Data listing
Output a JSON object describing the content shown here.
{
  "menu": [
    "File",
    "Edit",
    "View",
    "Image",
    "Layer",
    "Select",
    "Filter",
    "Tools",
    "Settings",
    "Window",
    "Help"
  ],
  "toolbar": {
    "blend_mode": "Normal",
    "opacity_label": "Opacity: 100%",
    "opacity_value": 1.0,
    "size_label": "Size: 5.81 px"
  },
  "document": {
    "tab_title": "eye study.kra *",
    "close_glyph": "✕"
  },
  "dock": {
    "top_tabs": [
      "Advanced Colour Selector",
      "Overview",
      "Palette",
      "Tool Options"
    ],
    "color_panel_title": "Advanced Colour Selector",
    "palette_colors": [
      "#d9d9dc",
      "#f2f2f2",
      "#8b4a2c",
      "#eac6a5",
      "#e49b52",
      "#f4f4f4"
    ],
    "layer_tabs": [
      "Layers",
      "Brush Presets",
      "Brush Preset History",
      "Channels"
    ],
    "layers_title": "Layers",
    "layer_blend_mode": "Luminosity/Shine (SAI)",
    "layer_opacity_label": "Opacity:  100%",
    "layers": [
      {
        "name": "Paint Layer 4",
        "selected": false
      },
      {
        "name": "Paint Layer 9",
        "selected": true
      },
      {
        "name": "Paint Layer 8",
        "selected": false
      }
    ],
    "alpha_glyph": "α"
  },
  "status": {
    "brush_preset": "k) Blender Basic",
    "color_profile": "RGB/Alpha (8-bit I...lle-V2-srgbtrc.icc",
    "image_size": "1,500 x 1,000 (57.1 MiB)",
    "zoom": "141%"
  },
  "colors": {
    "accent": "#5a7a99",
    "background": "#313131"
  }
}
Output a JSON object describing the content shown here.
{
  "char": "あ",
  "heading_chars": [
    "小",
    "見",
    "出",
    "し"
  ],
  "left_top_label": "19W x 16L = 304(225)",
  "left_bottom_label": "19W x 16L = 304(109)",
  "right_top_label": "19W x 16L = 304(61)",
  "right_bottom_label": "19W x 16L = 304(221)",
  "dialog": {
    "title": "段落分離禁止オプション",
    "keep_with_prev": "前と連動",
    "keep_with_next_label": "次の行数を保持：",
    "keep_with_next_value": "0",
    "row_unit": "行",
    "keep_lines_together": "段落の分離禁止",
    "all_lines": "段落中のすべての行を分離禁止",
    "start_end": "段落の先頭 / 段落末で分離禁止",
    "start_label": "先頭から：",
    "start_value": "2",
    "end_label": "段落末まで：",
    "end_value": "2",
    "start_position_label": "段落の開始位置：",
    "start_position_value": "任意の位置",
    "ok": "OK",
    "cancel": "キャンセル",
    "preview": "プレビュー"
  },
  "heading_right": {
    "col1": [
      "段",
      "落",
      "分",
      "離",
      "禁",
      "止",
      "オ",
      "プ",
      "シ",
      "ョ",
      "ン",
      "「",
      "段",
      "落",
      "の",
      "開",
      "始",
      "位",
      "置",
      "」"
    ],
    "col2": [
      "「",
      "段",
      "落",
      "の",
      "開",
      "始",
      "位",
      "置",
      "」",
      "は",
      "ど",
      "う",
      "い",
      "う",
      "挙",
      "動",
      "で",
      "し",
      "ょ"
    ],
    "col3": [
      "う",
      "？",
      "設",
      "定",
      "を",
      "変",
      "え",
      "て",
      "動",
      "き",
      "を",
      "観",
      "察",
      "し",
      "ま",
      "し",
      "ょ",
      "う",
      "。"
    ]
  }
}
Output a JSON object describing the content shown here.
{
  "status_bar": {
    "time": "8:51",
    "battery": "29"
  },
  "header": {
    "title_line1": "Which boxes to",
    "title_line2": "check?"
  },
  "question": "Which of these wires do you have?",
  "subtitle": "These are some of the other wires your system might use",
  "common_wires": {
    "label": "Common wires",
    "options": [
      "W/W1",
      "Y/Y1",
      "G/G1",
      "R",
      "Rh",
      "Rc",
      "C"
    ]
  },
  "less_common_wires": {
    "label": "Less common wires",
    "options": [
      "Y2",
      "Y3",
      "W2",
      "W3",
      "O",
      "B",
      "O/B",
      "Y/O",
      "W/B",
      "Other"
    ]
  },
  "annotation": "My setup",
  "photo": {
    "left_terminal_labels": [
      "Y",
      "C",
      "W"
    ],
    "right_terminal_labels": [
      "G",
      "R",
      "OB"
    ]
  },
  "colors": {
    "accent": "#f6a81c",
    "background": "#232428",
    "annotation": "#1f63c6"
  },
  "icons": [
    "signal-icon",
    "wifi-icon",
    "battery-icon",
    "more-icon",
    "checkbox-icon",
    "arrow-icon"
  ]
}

Exercise goal:
Above are some records. Print them all exactly.

Written answer:
Output a JSON object describing the content shown here.
{
  "menu": [
    "File",
    "Edit",
    "View",
    "Image",
    "Layer",
    "Select",
    "Filter",
    "Tools",
    "Settings",
    "Window",
    "Help"
  ],
  "toolbar": {
    "blend_mode": "Normal",
    "opacity_label": "Opacity: 100%",
    "opacity_value": 1.0,
    "size_label": "Size: 5.81 px"
  },
  "document": {
    "tab_title": "eye study.kra *",
    "close_glyph": "✕"
  },
  "dock": {
    "top_tabs": [
      "Advanced Colour Selector",
      "Overview",
      "Palette",
      "Tool Options"
    ],
    "color_panel_title": "Advanced Colour Selector",
    "palette_colors": [
      "#d9d9dc",
      "#f2f2f2",
      "#8b4a2c",
      "#eac6a5",
      "#e49b52",
      "#f4f4f4"
    ],
    "layer_tabs": [
      "Layers",
      "Brush Presets",
      "Brush Preset History",
      "Channels"
    ],
    "layers_title": "Layers",
    "layer_blend_mode": "Luminosity/Shine (SAI)",
    "layer_opacity_label": "Opacity:  100%",
    "layers": [
      {
        "name": "Paint Layer 4",
        "selected": false
      },
      {
        "name": "Paint Layer 9",
        "selected": true
      },
      {
        "name": "Paint Layer 8",
        "selected": false
      }
    ],
    "alpha_glyph": "α"
  },
  "status": {
    "brush_preset": "k) Blender Basic",
    "color_profile": "RGB/Alpha (8-bit I...lle-V2-srgbtrc.icc",
    "image_size": "1,500 x 1,000 (57.1 MiB)",
    "zoom": "141%"
  },
  "colors": {
    "accent": "#5a7a99",
    "background": "#313131"
  }
}
Output a JSON object describing the content shown here.
{
  "char": "あ",
  "heading_chars": [
    "小",
    "見",
    "出",
    "し"
  ],
  "left_top_label": "19W x 16L = 304(225)",
  "left_bottom_label": "19W x 16L = 304(109)",
  "right_top_label": "19W x 16L = 304(61)",
  "right_bottom_label": "19W x 16L = 304(221)",
  "dialog": {
    "title": "段落分離禁止オプション",
    "keep_with_prev": "前と連動",
    "keep_with_next_label": "次の行数を保持：",
    "keep_with_next_value": "0",
    "row_unit": "行",
    "keep_lines_together": "段落の分離禁止",
    "all_lines": "段落中のすべての行を分離禁止",
    "start_end": "段落の先頭 / 段落末で分離禁止",
    "start_label": "先頭から：",
    "start_value": "2",
    "end_label": "段落末まで：",
    "end_value": "2",
    "start_position_label": "段落の開始位置：",
    "start_position_value": "任意の位置",
    "ok": "OK",
    "cancel": "キャンセル",
    "preview": "プレビュー"
  },
  "heading_right": {
    "col1": [
      "段",
      "落",
      "分",
      "離",
      "禁",
      "止",
      "オ",
      "プ",
      "シ",
      "ョ",
      "ン",
      "「",
      "段",
      "落",
      "の",
      "開",
      "始",
      "位",
      "置",
      "」"
    ],
    "col2": [
      "「",
      "段",
      "落",
      "の",
      "開",
      "始",
      "位",
      "置",
      "」",
      "は",
      "ど",
      "う",
      "い",
      "う",
      "挙",
      "動",
      "で",
      "し",
      "ょ"
    ],
    "col3": [
      "う",
      "？",
      "設",
      "定",
      "を",
      "変",
      "え",
      "て",
      "動",
      "き",
      "を",
      "観",
      "察",
      "し",
      "ま",
      "し",
      "ょ",
      "う",
      "。"
    ]
  }
}
Output a JSON object describing the content shown here.
{
  "status_bar": {
    "time": "8:51",
    "battery": "29"
  },
  "header": {
    "title_line1": "Which boxes to",
    "title_line2": "check?"
  },
  "question": "Which of these wires do you have?",
  "subtitle": "These are some of the other wires your system might use",
  "common_wires": {
    "label": "Common wires",
    "options": [
      "W/W1",
      "Y/Y1",
      "G/G1",
      "R",
      "Rh",
      "Rc",
      "C"
    ]
  },
  "less_common_wires": {
    "label": "Less common wires",
    "options": [
      "Y2",
      "Y3",
      "W2",
      "W3",
      "O",
      "B",
      "O/B",
      "Y/O",
      "W/B",
      "Other"
    ]
  },
  "annotation": "My setup",
  "photo": {
    "left_terminal_labels": [
      "Y",
      "C",
      "W"
    ],
    "right_terminal_labels": [
      "G",
      "R",
      "OB"
    ]
  },
  "colors": {
    "accent": "#f6a81c",
    "background": "#232428",
    "annotation": "#1f63c6"
  },
  "icons": [
    "signal-icon",
    "wifi-icon",
    "battery-icon",
    "more-icon",
    "checkbox-icon",
    "arrow-icon"
  ]
}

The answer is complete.